___ SOURCE RECORDS

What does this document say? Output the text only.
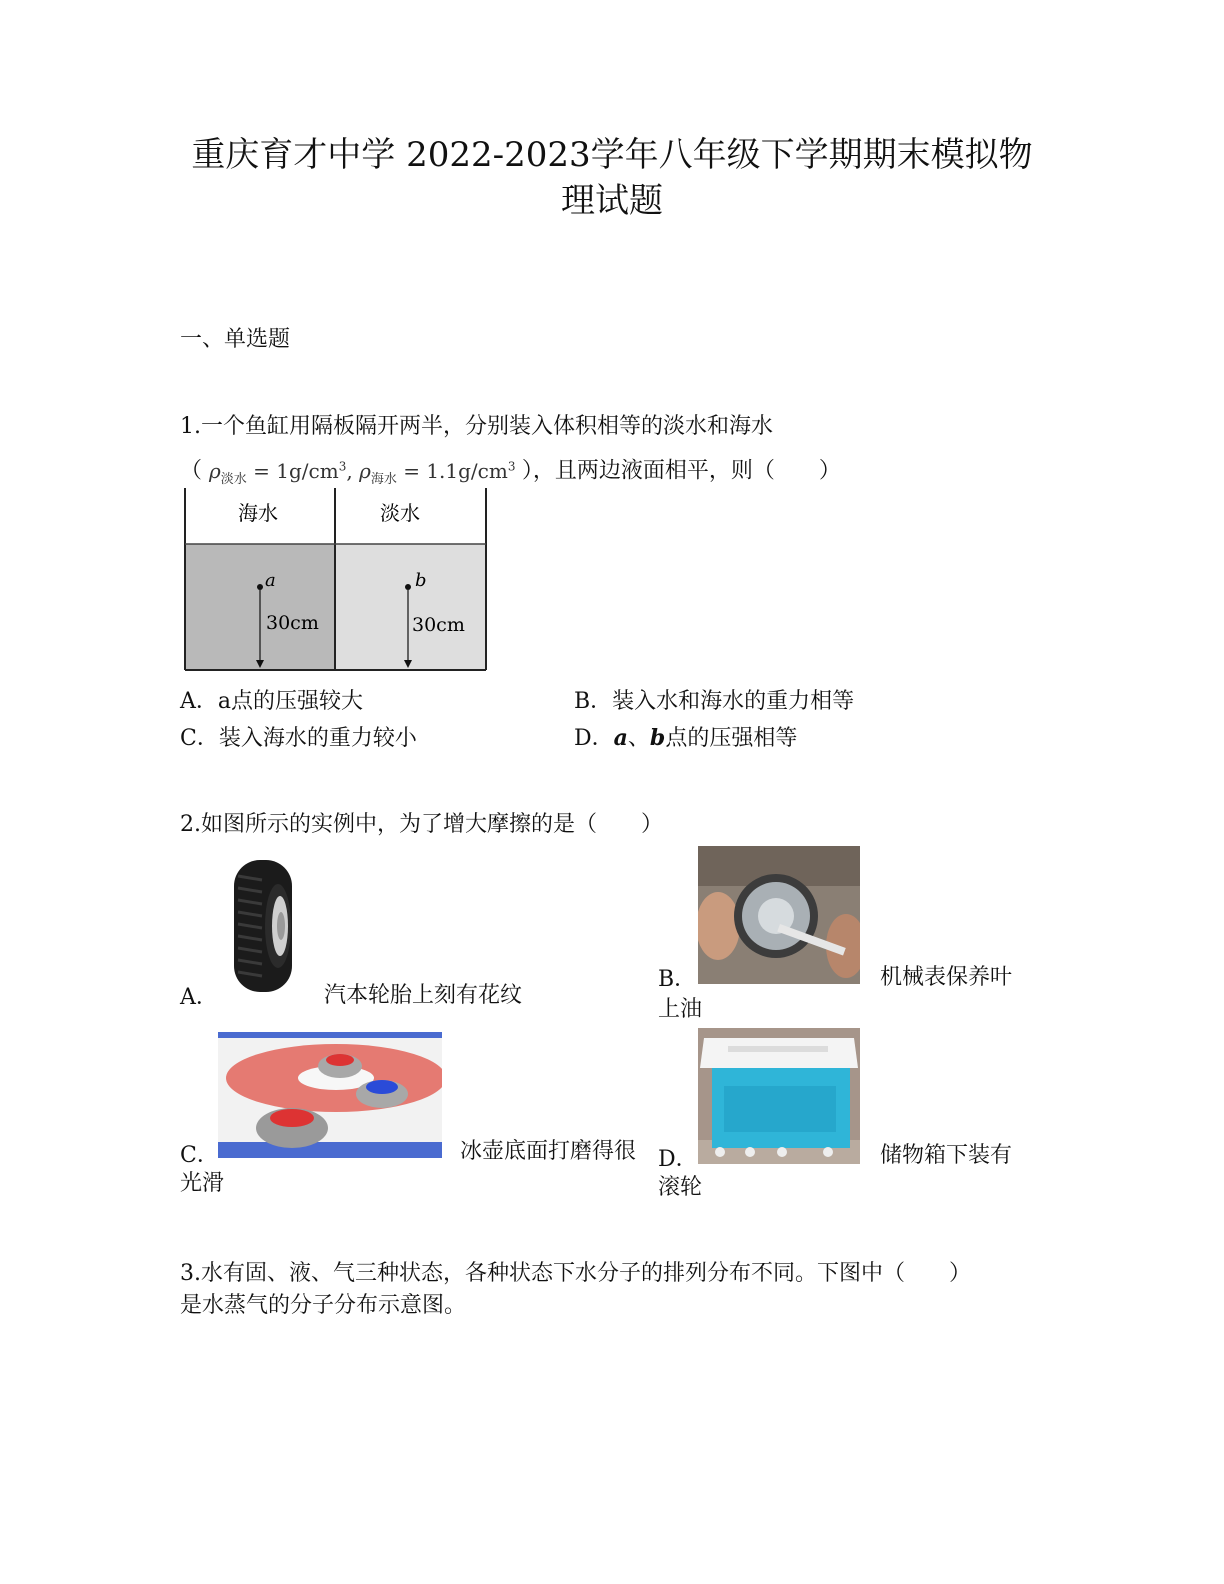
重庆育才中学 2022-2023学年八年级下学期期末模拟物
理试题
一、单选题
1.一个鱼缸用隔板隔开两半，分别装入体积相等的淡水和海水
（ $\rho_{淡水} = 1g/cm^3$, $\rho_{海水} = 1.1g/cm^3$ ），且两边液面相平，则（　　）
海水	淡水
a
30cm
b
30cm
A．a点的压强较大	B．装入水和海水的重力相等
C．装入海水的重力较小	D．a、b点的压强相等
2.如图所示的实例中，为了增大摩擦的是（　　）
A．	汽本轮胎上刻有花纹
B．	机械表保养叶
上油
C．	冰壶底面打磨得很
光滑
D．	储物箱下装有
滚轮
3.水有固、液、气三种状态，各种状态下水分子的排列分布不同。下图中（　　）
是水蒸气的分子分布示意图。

______
___ SOURCE RECORDS

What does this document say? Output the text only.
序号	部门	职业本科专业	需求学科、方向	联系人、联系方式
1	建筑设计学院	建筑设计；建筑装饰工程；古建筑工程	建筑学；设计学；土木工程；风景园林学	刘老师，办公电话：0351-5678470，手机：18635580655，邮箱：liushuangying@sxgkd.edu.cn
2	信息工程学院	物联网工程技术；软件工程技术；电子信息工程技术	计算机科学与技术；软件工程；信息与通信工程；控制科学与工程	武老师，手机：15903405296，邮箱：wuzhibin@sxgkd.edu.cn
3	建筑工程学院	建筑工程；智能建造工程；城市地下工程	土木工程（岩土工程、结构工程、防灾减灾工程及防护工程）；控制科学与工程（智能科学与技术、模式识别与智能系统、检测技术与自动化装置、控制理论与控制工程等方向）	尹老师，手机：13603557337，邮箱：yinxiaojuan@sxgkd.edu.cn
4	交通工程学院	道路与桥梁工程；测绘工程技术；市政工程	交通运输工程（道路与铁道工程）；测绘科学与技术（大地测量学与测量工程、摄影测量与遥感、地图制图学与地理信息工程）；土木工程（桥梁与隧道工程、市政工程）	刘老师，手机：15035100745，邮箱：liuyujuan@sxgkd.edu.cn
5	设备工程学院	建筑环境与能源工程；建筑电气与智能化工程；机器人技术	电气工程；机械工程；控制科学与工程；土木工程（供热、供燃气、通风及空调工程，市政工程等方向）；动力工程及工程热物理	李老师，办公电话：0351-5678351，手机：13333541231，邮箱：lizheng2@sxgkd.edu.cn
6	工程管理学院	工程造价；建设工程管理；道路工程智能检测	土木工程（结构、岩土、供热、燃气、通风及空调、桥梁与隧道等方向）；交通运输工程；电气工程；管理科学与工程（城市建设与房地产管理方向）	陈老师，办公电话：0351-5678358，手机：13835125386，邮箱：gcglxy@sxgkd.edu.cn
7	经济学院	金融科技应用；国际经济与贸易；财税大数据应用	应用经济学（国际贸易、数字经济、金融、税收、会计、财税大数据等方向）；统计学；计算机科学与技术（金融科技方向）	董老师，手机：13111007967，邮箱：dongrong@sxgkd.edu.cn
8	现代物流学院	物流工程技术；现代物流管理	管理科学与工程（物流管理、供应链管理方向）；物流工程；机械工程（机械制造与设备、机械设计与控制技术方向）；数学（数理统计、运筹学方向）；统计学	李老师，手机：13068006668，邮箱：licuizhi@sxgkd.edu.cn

______

WHAT IS ASKED: Show every line in the entries where the string "土木工程" occurs.

EXERCISE RESULT:
1	建筑设计学院	建筑设计；建筑装饰工程；古建筑工程	建筑学；设计学；土木工程；风景园林学	刘老师，办公电话：0351-5678470，手机：18635580655，邮箱：liushuangying@sxgkd.edu.cn
3	建筑工程学院	建筑工程；智能建造工程；城市地下工程	土木工程（岩土工程、结构工程、防灾减灾工程及防护工程）；控制科学与工程（智能科学与技术、模式识别与智能系统、检测技术与自动化装置、控制理论与控制工程等方向）	尹老师，手机：13603557337，邮箱：yinxiaojuan@sxgkd.edu.cn
4	交通工程学院	道路与桥梁工程；测绘工程技术；市政工程	交通运输工程（道路与铁道工程）；测绘科学与技术（大地测量学与测量工程、摄影测量与遥感、地图制图学与地理信息工程）；土木工程（桥梁与隧道工程、市政工程）	刘老师，手机：15035100745，邮箱：liuyujuan@sxgkd.edu.cn
5	设备工程学院	建筑环境与能源工程；建筑电气与智能化工程；机器人技术	电气工程；机械工程；控制科学与工程；土木工程（供热、供燃气、通风及空调工程，市政工程等方向）；动力工程及工程热物理	李老师，办公电话：0351-5678351，手机：13333541231，邮箱：lizheng2@sxgkd.edu.cn
6	工程管理学院	工程造价；建设工程管理；道路工程智能检测	土木工程（结构、岩土、供热、燃气、通风及空调、桥梁与隧道等方向）；交通运输工程；电气工程；管理科学与工程（城市建设与房地产管理方向）	陈老师，办公电话：0351-5678358，手机：13835125386，邮箱：gcglxy@sxgkd.edu.cn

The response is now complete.